Data entries ->
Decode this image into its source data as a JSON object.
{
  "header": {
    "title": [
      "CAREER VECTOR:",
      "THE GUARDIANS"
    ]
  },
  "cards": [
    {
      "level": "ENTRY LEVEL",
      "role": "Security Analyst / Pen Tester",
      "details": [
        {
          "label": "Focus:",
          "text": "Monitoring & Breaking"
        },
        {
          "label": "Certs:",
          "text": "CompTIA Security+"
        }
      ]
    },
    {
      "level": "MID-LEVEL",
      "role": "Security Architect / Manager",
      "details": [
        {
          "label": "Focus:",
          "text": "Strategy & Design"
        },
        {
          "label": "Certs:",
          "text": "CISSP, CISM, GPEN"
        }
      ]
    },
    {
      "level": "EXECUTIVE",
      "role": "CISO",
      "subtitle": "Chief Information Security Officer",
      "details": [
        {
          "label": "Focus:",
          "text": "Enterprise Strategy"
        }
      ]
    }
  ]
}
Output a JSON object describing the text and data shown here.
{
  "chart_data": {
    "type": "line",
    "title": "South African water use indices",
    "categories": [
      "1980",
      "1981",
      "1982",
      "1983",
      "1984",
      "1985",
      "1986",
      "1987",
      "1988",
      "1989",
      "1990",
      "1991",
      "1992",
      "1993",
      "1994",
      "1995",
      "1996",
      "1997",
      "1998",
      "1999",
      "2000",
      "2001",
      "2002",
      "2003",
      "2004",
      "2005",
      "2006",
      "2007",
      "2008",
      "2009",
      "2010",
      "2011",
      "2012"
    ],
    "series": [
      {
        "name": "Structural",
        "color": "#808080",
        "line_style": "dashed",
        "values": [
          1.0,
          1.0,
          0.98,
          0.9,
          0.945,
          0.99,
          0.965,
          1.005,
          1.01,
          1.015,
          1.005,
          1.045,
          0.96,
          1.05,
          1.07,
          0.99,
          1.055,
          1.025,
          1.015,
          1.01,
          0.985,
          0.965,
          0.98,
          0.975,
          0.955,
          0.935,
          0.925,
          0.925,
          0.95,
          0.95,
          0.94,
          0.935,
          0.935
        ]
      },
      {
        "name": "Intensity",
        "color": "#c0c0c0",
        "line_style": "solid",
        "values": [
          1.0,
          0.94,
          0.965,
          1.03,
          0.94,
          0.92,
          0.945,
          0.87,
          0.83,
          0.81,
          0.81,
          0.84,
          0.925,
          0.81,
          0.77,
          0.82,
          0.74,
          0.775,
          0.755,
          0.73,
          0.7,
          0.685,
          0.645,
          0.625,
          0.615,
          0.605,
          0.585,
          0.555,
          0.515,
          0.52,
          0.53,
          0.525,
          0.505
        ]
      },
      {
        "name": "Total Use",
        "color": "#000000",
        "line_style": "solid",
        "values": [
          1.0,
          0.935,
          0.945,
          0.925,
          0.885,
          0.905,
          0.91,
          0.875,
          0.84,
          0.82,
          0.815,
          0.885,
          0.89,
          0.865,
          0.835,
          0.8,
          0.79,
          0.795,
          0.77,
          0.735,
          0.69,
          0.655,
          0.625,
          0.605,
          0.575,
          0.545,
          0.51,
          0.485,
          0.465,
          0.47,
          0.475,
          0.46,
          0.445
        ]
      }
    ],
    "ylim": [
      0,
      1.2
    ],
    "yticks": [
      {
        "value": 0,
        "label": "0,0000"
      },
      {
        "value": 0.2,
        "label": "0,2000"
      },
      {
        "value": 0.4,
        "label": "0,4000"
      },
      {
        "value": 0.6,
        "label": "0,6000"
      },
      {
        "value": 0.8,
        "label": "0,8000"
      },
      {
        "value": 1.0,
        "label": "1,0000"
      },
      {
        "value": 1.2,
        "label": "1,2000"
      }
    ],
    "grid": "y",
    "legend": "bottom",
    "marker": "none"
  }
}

Directive ->
Check every line of the data above for the string "role", and copy those that have it.

Answer to the task ->
      "role": "Security Analyst / Pen Tester",
      "role": "Security Architect / Manager",
      "role": "CISO",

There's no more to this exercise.